Report, word for word, every line of the material that contains "What".
>> BEGIN MATERIAL FOR THIS TASK
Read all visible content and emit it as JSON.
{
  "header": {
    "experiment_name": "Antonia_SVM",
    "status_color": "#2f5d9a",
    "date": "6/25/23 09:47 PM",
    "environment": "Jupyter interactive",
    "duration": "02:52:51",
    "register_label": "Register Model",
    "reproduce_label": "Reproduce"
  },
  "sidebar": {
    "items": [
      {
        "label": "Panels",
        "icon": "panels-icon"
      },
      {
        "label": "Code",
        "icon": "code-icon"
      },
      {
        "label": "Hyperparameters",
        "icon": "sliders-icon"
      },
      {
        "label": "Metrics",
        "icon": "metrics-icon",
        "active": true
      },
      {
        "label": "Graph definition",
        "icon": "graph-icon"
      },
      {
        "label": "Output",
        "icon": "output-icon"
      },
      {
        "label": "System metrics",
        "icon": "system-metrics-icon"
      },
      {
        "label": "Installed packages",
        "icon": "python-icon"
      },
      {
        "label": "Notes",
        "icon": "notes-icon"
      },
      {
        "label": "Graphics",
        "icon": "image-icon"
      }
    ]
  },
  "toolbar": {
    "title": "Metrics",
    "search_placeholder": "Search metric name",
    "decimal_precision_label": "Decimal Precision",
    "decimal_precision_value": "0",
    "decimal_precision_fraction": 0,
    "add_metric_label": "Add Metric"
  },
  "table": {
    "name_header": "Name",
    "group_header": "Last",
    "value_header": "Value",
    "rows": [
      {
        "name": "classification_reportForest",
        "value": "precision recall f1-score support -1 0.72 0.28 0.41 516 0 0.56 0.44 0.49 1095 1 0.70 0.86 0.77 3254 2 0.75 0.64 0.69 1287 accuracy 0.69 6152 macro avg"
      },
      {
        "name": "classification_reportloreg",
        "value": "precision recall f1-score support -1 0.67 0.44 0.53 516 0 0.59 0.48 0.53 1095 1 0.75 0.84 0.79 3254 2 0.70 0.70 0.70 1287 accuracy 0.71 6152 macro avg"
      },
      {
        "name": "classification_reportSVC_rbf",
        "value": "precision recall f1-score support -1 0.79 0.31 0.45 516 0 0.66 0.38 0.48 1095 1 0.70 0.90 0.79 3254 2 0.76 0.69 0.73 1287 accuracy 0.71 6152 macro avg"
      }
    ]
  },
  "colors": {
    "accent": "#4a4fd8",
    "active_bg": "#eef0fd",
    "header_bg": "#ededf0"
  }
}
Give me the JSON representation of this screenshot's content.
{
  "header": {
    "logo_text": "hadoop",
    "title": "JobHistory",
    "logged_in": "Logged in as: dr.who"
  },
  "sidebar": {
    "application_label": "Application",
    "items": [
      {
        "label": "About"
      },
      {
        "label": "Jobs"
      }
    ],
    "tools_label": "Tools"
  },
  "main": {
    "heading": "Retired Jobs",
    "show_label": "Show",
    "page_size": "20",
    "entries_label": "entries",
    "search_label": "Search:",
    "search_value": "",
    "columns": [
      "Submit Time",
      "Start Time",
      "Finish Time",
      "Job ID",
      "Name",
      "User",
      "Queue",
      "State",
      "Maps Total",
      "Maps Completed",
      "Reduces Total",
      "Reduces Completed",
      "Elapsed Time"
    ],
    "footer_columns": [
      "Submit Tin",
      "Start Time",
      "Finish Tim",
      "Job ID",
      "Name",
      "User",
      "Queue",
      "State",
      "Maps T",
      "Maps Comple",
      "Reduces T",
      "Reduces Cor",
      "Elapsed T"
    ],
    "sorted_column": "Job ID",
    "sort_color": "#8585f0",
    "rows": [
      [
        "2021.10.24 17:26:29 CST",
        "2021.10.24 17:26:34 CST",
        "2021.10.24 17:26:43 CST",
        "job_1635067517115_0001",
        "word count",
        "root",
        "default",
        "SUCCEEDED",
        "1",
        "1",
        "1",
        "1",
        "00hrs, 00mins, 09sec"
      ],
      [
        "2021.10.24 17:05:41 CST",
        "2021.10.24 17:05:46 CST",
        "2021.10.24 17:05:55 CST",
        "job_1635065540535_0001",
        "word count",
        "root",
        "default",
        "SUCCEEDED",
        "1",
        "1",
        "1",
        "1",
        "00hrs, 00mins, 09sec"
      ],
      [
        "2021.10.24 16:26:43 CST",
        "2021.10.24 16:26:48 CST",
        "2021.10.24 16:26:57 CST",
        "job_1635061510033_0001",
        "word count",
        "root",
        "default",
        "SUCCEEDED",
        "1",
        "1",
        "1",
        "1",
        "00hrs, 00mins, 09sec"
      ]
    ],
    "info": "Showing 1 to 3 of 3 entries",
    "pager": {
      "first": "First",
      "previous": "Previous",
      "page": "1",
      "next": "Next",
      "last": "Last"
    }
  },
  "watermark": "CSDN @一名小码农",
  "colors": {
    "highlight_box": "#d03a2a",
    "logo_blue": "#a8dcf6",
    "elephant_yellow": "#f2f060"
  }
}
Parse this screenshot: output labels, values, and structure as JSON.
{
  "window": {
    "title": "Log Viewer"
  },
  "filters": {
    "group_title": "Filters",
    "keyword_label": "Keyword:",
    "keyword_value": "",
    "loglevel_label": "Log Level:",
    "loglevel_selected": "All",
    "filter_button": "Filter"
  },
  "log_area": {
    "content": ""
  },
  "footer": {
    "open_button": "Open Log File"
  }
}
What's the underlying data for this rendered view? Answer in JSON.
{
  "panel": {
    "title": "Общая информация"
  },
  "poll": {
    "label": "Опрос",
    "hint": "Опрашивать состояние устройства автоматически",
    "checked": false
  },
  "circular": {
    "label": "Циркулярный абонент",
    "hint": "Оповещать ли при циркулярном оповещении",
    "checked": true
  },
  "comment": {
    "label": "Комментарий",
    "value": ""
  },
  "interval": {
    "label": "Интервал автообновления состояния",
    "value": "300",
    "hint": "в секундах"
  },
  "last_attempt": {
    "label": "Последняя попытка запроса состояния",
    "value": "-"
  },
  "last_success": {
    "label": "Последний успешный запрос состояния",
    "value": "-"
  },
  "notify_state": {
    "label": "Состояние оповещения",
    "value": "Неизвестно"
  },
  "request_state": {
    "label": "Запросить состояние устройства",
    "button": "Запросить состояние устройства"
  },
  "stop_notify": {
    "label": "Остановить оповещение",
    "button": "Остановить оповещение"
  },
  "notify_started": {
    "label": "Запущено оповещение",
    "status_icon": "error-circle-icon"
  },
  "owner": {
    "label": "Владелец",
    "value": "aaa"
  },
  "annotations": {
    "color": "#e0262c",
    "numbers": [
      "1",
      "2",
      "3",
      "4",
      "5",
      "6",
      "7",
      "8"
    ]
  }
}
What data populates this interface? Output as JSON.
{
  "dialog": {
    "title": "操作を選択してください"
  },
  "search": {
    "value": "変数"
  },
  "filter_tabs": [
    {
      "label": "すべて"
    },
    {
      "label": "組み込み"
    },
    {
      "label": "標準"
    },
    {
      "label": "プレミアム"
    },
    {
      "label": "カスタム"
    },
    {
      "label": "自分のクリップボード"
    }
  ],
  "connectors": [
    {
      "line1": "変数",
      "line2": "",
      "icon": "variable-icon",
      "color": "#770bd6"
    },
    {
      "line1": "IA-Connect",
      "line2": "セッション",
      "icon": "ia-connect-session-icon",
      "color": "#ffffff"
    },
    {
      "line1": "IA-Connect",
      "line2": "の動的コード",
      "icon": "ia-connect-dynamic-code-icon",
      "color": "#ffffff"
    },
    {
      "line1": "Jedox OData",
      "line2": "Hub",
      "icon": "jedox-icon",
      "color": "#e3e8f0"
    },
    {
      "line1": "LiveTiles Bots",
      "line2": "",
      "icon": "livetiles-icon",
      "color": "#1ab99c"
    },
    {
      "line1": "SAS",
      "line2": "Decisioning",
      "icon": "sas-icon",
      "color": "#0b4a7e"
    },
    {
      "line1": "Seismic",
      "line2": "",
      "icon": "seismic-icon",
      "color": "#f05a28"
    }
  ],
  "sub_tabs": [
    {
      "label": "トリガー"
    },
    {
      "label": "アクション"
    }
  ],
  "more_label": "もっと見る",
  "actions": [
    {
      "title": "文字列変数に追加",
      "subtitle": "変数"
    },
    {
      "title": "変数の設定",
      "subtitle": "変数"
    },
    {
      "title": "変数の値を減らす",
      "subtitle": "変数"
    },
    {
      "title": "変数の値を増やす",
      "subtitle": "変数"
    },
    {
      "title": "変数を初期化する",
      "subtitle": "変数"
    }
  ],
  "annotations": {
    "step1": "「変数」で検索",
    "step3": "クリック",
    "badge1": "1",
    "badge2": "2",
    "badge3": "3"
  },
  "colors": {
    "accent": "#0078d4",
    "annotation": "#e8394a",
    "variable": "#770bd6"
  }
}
>> END MATERIAL FOR THIS TASK
RIGHT ANSWER:
What's the underlying data for this rendered view? Answer in JSON.
What data populates this interface? Output as JSON.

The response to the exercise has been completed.